▶ _Aim of the task_: Extract from the listing each line in which the word "راهويه" appears.

▶ _Exercise data_:
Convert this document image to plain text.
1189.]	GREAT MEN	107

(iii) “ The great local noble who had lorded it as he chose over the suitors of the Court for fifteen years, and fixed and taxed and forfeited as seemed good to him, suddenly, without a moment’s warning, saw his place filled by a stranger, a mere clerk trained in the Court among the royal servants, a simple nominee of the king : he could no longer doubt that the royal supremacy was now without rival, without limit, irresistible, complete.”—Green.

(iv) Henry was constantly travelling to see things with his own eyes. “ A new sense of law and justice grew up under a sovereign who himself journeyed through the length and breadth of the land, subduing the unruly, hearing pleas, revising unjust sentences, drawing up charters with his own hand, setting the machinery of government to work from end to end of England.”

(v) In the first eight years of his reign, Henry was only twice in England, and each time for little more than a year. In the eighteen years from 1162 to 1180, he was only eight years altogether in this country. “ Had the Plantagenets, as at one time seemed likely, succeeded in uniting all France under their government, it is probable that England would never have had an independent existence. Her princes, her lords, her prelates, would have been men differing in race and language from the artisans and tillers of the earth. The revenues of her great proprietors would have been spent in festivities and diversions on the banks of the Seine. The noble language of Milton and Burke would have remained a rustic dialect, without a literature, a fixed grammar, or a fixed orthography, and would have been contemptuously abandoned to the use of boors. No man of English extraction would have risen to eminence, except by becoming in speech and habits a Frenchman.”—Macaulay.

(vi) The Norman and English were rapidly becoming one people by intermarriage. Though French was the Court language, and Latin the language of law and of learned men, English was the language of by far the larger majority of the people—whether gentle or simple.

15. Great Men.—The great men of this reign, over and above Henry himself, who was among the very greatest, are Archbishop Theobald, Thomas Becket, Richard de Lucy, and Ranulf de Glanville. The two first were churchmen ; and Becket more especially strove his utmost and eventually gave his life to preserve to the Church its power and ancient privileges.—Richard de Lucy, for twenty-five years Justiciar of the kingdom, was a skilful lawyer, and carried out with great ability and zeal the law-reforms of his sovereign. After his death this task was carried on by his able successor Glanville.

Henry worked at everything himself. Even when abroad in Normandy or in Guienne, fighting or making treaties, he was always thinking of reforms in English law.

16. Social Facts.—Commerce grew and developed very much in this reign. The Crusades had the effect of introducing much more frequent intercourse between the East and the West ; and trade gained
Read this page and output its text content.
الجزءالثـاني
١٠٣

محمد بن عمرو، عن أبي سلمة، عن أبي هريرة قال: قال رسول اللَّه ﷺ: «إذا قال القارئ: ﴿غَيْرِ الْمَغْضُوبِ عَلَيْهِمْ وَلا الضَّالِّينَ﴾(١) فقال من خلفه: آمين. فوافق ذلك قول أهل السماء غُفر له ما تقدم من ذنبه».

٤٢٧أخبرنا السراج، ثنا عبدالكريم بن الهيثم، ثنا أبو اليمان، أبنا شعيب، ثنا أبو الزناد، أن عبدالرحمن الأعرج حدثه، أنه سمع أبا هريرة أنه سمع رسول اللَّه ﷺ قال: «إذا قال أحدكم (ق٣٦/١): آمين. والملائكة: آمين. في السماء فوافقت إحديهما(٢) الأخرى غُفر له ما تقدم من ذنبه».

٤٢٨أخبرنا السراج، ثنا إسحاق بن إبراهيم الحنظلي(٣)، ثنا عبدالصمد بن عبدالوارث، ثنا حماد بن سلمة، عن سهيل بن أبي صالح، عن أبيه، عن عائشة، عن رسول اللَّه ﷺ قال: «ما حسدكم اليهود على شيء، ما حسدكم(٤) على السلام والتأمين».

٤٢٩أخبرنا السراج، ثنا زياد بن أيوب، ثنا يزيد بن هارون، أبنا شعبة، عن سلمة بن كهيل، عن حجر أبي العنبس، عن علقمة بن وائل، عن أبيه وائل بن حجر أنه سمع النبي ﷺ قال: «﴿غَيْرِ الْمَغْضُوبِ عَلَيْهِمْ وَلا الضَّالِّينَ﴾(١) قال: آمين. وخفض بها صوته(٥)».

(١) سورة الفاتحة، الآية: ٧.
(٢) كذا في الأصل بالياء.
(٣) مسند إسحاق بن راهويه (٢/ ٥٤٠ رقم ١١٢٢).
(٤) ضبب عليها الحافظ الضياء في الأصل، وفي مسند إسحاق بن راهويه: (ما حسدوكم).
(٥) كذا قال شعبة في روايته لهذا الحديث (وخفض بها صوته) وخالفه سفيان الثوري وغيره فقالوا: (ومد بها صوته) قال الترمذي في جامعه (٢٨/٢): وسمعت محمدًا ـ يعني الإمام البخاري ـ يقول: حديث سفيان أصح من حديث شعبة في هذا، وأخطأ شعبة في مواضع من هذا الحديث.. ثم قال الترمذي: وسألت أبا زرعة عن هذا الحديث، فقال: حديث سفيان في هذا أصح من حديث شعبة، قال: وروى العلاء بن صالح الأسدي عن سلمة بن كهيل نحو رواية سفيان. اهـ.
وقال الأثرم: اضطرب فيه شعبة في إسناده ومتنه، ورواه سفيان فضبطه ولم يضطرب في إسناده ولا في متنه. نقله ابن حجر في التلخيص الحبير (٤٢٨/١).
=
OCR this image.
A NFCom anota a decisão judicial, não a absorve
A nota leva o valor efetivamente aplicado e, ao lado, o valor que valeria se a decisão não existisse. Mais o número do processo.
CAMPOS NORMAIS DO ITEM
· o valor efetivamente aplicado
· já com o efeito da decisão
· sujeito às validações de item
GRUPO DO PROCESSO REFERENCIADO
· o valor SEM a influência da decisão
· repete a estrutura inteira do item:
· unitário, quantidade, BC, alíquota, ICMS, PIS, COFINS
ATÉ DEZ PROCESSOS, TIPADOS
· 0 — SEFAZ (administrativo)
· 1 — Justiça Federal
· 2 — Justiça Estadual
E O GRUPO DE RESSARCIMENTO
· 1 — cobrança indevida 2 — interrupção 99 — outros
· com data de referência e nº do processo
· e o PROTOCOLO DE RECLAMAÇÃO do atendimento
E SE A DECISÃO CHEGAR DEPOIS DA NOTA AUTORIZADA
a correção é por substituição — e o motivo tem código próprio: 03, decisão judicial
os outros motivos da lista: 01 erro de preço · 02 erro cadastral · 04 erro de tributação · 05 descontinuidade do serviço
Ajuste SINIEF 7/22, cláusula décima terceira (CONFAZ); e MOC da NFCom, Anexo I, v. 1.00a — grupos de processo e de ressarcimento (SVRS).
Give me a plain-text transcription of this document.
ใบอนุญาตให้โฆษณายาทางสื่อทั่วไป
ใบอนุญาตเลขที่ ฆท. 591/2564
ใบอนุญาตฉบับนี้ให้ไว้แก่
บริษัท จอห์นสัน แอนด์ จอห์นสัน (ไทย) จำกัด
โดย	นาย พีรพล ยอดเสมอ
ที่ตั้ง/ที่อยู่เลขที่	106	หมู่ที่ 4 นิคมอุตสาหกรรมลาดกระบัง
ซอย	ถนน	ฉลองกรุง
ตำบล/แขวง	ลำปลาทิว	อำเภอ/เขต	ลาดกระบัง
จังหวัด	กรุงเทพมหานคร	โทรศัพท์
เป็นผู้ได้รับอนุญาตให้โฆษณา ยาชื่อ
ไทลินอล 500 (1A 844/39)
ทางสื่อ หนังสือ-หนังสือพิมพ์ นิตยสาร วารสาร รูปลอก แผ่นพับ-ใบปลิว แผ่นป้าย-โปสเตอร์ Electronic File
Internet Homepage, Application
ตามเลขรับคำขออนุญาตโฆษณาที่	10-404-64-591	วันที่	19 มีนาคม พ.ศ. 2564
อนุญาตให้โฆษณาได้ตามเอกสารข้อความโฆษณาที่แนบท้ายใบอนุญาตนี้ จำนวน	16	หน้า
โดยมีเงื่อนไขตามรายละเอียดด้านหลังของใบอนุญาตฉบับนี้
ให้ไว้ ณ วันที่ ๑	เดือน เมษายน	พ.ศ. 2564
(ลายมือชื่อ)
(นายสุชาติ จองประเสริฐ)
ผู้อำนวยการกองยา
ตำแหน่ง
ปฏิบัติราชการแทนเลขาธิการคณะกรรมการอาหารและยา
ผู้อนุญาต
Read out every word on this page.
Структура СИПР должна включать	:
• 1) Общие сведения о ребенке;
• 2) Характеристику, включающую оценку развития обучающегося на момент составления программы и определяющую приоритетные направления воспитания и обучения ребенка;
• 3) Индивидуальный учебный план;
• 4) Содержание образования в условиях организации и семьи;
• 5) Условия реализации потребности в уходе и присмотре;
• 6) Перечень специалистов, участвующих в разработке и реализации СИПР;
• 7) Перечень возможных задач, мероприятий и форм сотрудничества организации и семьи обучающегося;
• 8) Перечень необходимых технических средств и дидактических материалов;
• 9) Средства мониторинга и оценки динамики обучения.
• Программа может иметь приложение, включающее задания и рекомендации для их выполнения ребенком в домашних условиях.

▶ _Written solution_:
(٣) مسند إسحاق بن راهويه (٢/ ٥٤٠ رقم ١١٢٢).
(٤) ضبب عليها الحافظ الضياء في الأصل، وفي مسند إسحاق بن راهويه: (ما حسدوكم).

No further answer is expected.